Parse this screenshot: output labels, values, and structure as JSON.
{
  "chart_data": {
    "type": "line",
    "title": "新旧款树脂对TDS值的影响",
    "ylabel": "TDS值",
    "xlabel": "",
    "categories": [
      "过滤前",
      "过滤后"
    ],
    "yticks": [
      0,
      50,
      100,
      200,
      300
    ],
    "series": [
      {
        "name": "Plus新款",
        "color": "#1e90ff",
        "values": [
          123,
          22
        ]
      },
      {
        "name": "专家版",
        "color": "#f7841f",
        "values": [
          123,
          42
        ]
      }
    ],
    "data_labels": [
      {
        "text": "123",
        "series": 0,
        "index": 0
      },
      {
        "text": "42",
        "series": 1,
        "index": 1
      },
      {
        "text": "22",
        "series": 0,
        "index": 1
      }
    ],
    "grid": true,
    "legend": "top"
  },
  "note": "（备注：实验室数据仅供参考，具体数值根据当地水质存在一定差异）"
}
--
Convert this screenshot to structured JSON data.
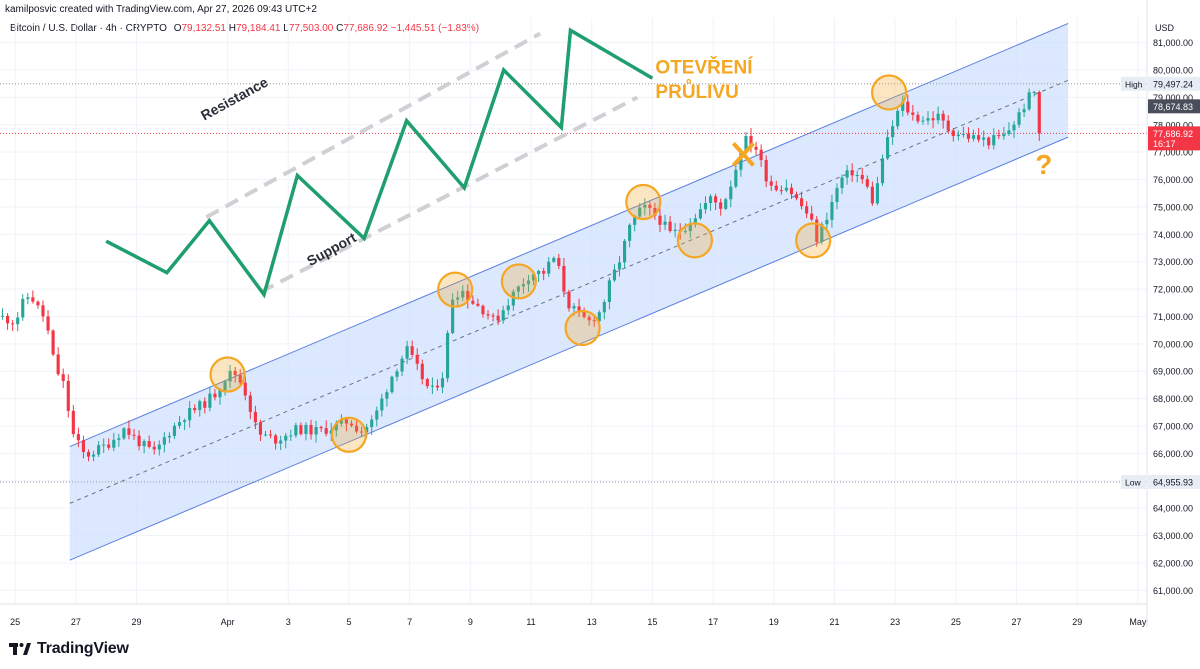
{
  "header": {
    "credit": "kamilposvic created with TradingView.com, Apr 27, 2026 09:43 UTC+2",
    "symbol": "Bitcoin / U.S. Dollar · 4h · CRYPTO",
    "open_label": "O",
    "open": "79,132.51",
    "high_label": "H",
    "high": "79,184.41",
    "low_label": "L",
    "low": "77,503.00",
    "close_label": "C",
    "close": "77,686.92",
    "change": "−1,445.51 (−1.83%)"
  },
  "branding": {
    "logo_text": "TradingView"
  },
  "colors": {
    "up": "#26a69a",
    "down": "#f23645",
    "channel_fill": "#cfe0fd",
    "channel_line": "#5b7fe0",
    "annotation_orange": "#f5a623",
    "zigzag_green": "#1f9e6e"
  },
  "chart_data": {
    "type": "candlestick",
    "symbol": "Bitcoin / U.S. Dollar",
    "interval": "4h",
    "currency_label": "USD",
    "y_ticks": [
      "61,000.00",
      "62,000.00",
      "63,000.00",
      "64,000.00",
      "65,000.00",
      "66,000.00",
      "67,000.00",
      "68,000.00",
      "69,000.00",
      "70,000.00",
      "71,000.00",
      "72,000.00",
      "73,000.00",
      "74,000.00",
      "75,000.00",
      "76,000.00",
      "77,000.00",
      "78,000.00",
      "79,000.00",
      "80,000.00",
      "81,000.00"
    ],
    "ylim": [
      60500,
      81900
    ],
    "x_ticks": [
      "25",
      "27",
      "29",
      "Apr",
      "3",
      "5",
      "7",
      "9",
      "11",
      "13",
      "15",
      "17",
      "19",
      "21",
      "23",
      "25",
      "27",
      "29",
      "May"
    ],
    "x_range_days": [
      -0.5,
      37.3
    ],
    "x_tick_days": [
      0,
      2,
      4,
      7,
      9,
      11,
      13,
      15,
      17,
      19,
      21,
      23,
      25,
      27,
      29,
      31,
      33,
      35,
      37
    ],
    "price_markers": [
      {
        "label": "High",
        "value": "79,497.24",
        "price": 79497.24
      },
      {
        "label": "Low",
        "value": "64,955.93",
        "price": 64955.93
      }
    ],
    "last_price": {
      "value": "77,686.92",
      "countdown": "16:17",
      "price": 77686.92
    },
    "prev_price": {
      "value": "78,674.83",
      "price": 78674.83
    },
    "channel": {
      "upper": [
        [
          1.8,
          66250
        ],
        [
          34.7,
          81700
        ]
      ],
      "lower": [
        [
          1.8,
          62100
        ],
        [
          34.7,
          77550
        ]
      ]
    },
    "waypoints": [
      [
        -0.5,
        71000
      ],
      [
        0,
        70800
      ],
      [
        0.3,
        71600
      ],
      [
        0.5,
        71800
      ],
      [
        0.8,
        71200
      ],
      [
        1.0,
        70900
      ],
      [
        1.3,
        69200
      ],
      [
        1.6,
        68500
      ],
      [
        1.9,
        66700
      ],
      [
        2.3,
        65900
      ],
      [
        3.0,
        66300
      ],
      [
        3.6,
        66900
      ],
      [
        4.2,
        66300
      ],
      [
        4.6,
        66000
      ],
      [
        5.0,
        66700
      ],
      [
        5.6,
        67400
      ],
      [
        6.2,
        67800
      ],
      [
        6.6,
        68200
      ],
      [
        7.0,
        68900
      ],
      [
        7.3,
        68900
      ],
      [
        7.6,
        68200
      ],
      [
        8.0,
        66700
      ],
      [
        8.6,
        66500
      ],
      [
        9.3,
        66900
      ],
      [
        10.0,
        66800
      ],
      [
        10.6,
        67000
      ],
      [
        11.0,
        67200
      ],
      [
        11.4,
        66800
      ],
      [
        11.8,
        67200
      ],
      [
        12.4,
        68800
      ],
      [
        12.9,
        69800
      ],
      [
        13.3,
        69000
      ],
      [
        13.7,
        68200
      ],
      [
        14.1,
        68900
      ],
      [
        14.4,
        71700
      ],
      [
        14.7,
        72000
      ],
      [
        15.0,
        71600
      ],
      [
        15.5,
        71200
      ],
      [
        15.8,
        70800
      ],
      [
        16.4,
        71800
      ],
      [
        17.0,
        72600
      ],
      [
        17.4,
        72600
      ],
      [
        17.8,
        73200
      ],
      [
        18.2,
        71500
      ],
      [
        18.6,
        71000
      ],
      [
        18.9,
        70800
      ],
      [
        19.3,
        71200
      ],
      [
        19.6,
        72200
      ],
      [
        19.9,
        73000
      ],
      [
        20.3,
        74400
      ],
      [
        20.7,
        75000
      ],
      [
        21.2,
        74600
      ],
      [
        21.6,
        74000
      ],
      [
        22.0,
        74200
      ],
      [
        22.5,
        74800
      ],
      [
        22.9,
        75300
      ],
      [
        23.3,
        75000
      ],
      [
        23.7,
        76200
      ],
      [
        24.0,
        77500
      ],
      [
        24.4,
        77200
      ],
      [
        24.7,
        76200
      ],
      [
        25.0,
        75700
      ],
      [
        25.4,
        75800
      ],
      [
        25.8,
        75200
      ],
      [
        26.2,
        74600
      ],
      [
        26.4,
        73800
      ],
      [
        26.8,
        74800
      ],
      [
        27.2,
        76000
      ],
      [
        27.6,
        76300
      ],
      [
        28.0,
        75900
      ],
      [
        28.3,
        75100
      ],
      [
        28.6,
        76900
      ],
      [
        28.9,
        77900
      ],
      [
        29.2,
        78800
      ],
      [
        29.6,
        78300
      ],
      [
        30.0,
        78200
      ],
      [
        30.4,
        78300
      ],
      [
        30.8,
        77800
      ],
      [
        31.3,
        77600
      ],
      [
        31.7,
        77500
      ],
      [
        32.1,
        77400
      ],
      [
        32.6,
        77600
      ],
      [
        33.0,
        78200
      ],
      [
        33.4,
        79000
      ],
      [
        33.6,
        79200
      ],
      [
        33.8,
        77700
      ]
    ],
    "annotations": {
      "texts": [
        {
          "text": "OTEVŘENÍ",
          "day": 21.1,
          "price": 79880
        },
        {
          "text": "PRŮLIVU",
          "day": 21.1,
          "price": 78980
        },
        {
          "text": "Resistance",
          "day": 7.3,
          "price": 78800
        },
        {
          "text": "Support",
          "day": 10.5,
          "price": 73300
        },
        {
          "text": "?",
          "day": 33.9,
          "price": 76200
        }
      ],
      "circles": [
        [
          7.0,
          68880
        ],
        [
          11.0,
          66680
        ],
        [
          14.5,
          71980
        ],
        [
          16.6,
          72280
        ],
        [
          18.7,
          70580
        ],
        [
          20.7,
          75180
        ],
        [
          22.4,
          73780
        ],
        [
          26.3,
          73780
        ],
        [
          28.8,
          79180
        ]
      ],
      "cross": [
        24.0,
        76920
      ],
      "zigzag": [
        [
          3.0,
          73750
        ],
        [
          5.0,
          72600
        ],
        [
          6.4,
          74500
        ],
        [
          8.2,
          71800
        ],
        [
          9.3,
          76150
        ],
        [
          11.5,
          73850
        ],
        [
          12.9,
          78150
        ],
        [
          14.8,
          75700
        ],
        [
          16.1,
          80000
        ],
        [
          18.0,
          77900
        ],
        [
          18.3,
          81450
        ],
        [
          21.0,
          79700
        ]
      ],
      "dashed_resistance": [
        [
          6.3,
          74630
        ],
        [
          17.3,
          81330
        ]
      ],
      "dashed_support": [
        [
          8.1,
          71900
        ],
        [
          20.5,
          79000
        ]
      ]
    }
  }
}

What this task involves => From the data, pick out every line that includes "TradingView".

Exercise result =>
    "credit": "kamilposvic created with TradingView.com, Apr 27, 2026 09:43 UTC+2",
    "logo_text": "TradingView"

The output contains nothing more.